● **Problem to solve**: Return all of the entries exactly as written.

● **Material supplied**:
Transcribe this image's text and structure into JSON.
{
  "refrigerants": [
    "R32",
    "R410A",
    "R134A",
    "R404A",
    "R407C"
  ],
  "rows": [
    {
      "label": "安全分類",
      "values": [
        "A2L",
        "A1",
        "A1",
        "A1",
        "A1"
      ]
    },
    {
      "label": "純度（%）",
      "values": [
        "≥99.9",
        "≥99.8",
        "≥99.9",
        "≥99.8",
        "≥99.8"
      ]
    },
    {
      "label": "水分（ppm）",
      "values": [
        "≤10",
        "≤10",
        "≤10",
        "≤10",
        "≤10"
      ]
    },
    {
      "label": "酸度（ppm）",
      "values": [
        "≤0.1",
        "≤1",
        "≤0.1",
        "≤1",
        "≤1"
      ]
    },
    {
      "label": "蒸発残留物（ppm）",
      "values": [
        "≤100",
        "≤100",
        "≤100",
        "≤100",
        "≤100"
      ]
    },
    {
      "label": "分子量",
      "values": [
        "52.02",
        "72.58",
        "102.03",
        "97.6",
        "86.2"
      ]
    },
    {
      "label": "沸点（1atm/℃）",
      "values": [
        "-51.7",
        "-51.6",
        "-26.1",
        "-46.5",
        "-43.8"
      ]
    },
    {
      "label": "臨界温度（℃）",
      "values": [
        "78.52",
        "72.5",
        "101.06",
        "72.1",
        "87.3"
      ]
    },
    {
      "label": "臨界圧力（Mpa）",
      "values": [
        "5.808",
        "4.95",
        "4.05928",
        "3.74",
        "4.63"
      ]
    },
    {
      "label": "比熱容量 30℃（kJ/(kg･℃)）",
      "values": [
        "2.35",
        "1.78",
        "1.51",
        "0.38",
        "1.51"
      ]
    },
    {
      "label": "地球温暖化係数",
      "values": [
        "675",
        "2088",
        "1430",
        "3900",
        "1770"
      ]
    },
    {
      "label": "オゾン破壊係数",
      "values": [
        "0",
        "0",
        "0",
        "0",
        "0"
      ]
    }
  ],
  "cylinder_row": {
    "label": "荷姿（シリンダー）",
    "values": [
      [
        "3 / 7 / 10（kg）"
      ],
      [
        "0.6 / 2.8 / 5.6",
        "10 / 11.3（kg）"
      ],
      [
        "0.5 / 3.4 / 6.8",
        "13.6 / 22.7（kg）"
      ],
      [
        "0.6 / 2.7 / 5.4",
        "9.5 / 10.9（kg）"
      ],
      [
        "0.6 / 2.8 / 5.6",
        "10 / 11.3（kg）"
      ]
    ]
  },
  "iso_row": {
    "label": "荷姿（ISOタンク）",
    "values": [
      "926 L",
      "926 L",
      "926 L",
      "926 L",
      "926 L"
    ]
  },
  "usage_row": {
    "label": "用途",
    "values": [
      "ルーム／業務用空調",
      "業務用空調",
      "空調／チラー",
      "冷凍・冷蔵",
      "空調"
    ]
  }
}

● **Output for this exercise**:
Transcribe this image's text and structure into JSON.
{
  "refrigerants": [
    "R32",
    "R410A",
    "R134A",
    "R404A",
    "R407C"
  ],
  "rows": [
    {
      "label": "安全分類",
      "values": [
        "A2L",
        "A1",
        "A1",
        "A1",
        "A1"
      ]
    },
    {
      "label": "純度（%）",
      "values": [
        "≥99.9",
        "≥99.8",
        "≥99.9",
        "≥99.8",
        "≥99.8"
      ]
    },
    {
      "label": "水分（ppm）",
      "values": [
        "≤10",
        "≤10",
        "≤10",
        "≤10",
        "≤10"
      ]
    },
    {
      "label": "酸度（ppm）",
      "values": [
        "≤0.1",
        "≤1",
        "≤0.1",
        "≤1",
        "≤1"
      ]
    },
    {
      "label": "蒸発残留物（ppm）",
      "values": [
        "≤100",
        "≤100",
        "≤100",
        "≤100",
        "≤100"
      ]
    },
    {
      "label": "分子量",
      "values": [
        "52.02",
        "72.58",
        "102.03",
        "97.6",
        "86.2"
      ]
    },
    {
      "label": "沸点（1atm/℃）",
      "values": [
        "-51.7",
        "-51.6",
        "-26.1",
        "-46.5",
        "-43.8"
      ]
    },
    {
      "label": "臨界温度（℃）",
      "values": [
        "78.52",
        "72.5",
        "101.06",
        "72.1",
        "87.3"
      ]
    },
    {
      "label": "臨界圧力（Mpa）",
      "values": [
        "5.808",
        "4.95",
        "4.05928",
        "3.74",
        "4.63"
      ]
    },
    {
      "label": "比熱容量 30℃（kJ/(kg･℃)）",
      "values": [
        "2.35",
        "1.78",
        "1.51",
        "0.38",
        "1.51"
      ]
    },
    {
      "label": "地球温暖化係数",
      "values": [
        "675",
        "2088",
        "1430",
        "3900",
        "1770"
      ]
    },
    {
      "label": "オゾン破壊係数",
      "values": [
        "0",
        "0",
        "0",
        "0",
        "0"
      ]
    }
  ],
  "cylinder_row": {
    "label": "荷姿（シリンダー）",
    "values": [
      [
        "3 / 7 / 10（kg）"
      ],
      [
        "0.6 / 2.8 / 5.6",
        "10 / 11.3（kg）"
      ],
      [
        "0.5 / 3.4 / 6.8",
        "13.6 / 22.7（kg）"
      ],
      [
        "0.6 / 2.7 / 5.4",
        "9.5 / 10.9（kg）"
      ],
      [
        "0.6 / 2.8 / 5.6",
        "10 / 11.3（kg）"
      ]
    ]
  },
  "iso_row": {
    "label": "荷姿（ISOタンク）",
    "values": [
      "926 L",
      "926 L",
      "926 L",
      "926 L",
      "926 L"
    ]
  },
  "usage_row": {
    "label": "用途",
    "values": [
      "ルーム／業務用空調",
      "業務用空調",
      "空調／チラー",
      "冷凍・冷蔵",
      "空調"
    ]
  }
}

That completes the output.